*REQUIREMENT*
Give only the number of lines in these records that contain the word "todos".

*DATA TO PROCESS*
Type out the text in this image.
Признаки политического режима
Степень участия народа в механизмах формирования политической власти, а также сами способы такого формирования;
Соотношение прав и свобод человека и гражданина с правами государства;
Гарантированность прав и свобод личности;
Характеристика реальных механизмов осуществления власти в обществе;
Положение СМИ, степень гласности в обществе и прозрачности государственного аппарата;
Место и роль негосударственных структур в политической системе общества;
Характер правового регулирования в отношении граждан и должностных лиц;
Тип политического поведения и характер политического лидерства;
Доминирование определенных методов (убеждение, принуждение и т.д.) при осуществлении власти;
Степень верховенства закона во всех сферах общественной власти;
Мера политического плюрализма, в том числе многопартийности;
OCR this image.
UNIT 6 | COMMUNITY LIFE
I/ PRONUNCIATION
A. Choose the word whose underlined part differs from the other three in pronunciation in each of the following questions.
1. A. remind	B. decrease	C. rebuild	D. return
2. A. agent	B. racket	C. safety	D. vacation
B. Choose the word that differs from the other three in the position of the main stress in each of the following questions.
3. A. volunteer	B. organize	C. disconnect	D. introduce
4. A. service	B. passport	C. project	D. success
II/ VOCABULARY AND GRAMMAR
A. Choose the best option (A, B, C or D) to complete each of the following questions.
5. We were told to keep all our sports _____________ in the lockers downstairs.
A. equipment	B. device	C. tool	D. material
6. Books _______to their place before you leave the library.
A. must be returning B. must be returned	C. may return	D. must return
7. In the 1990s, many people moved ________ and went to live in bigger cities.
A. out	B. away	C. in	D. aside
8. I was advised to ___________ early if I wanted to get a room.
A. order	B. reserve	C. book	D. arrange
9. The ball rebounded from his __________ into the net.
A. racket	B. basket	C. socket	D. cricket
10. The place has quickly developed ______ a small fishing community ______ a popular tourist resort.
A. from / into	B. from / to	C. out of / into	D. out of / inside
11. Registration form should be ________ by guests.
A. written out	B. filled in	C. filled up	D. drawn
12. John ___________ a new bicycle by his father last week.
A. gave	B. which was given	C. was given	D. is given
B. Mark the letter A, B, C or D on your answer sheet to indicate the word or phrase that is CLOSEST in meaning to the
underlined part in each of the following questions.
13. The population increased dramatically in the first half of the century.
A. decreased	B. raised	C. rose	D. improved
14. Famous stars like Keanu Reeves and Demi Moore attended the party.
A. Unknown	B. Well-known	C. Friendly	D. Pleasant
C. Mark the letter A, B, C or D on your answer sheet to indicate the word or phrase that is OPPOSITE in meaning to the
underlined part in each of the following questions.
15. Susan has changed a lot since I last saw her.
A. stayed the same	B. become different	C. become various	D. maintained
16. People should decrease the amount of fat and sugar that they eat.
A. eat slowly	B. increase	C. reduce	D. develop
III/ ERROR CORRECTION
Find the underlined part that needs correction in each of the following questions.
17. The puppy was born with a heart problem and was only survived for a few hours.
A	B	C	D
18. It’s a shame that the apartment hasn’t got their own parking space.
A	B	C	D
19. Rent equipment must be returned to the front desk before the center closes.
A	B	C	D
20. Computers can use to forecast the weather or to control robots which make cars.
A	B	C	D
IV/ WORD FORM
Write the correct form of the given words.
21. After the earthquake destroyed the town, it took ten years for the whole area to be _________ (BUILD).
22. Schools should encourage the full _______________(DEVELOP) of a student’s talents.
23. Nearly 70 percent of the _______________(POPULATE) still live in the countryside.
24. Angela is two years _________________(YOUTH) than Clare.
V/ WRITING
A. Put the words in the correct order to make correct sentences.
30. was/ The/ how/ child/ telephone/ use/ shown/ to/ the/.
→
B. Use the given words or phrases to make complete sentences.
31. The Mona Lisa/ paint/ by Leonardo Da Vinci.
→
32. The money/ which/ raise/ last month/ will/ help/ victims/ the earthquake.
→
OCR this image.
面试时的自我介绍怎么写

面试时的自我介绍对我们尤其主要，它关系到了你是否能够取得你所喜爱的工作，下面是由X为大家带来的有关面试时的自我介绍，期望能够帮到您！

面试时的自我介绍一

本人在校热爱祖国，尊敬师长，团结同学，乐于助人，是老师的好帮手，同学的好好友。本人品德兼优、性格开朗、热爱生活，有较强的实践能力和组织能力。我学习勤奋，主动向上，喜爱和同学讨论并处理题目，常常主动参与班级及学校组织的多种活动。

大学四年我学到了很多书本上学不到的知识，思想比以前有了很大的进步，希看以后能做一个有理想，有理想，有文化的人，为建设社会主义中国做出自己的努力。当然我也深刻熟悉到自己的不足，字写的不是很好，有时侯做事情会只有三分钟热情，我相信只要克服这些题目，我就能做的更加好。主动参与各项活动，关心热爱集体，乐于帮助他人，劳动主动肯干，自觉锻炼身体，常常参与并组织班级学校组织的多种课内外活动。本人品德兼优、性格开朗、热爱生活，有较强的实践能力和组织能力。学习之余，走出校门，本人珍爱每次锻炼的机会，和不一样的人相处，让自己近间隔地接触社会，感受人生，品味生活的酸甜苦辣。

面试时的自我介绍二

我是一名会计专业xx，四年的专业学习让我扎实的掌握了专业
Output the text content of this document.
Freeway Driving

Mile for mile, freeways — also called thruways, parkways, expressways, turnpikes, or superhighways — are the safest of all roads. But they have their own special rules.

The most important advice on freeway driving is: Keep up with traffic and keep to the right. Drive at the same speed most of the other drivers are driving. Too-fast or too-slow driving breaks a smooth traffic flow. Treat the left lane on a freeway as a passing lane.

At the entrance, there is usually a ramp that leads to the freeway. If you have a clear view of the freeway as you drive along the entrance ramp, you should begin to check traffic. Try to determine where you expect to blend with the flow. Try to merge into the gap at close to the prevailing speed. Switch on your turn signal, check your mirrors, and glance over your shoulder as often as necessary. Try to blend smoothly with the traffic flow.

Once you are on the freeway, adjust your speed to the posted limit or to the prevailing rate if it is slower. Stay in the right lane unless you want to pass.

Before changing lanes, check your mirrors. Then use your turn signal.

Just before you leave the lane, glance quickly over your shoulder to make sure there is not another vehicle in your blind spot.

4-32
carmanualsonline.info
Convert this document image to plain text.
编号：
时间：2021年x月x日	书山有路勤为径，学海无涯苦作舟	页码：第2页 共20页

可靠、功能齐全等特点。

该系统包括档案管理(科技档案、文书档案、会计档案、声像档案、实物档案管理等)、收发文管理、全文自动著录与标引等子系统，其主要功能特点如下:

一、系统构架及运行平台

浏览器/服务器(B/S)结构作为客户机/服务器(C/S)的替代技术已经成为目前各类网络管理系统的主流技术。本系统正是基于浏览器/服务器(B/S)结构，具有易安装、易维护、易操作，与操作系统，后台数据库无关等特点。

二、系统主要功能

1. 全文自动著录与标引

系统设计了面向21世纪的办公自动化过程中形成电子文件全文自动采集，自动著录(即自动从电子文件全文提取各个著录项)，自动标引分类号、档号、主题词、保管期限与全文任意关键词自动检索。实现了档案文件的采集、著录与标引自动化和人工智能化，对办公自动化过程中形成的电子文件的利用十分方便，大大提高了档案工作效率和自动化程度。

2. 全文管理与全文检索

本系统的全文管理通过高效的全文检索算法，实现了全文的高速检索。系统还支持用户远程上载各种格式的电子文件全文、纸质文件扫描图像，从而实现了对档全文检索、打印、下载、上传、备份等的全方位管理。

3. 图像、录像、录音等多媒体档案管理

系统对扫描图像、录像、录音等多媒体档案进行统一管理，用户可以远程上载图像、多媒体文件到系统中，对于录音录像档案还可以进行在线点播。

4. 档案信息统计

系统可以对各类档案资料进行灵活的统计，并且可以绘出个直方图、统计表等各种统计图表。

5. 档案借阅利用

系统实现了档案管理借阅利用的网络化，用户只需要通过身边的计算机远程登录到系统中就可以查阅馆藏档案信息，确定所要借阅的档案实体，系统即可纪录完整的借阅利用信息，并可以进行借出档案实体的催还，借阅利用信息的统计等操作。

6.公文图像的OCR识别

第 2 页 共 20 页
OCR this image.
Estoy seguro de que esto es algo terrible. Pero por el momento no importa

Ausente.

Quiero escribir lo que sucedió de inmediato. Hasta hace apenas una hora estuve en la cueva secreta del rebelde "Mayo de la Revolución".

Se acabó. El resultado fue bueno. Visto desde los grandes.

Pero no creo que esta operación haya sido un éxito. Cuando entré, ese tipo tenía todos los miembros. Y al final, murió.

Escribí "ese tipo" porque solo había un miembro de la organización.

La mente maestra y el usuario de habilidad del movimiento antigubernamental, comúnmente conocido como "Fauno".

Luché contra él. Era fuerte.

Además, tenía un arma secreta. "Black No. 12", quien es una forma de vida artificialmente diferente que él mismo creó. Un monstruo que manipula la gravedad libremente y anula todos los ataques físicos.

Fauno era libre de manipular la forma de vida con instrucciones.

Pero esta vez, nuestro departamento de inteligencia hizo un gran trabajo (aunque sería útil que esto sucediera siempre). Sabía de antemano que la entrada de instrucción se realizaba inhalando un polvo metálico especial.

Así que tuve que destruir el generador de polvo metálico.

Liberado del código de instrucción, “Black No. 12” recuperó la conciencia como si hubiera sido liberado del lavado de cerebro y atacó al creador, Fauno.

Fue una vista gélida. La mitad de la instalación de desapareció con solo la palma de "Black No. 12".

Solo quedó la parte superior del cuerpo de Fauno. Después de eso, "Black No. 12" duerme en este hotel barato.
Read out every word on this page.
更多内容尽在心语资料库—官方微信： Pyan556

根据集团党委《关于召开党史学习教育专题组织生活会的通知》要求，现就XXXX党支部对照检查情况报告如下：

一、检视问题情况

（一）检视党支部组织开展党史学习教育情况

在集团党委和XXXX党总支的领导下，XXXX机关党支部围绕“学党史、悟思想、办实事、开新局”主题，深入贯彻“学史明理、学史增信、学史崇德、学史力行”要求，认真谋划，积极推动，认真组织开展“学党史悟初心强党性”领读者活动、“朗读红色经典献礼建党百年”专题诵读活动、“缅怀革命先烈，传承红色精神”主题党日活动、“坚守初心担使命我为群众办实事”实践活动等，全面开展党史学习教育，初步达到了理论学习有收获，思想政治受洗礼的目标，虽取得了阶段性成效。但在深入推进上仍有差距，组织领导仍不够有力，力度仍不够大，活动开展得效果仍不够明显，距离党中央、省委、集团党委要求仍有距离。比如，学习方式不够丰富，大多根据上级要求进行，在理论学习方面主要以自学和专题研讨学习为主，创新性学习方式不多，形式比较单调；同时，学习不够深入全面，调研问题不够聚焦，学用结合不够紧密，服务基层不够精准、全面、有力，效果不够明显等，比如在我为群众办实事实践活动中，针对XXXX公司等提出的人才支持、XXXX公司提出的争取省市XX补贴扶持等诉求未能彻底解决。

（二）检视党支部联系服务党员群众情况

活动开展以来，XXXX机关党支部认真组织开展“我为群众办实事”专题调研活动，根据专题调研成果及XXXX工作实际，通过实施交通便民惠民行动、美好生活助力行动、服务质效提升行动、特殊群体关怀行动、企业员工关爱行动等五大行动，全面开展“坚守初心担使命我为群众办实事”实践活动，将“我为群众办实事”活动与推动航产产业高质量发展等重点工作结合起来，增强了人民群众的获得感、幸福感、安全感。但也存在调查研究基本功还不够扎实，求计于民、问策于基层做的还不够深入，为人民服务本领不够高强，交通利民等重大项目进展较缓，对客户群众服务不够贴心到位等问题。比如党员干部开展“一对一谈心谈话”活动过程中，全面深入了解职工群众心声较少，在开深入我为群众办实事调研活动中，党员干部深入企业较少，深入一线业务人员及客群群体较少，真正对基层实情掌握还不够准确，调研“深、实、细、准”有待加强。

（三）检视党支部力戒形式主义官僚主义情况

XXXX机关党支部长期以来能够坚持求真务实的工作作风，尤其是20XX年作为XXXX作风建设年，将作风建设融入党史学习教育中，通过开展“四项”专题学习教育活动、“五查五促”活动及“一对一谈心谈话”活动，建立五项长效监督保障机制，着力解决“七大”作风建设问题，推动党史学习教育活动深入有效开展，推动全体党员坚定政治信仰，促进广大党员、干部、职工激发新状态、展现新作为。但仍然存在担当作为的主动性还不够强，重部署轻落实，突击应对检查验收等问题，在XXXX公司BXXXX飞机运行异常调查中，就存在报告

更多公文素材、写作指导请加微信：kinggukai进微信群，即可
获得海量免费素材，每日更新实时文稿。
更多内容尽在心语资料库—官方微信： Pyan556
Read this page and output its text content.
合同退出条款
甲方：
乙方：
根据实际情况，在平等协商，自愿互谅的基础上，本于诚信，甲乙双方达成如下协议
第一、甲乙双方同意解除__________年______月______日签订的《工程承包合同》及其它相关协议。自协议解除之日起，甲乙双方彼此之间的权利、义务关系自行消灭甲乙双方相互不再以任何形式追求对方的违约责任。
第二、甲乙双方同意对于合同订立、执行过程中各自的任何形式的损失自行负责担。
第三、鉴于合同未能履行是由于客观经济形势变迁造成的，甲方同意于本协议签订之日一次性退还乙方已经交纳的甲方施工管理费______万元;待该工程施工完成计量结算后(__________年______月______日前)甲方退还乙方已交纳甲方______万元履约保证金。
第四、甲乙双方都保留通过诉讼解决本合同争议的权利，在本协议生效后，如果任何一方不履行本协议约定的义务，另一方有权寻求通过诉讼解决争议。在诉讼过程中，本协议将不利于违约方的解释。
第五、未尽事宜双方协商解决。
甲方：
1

*FINISHED ANSWER*
2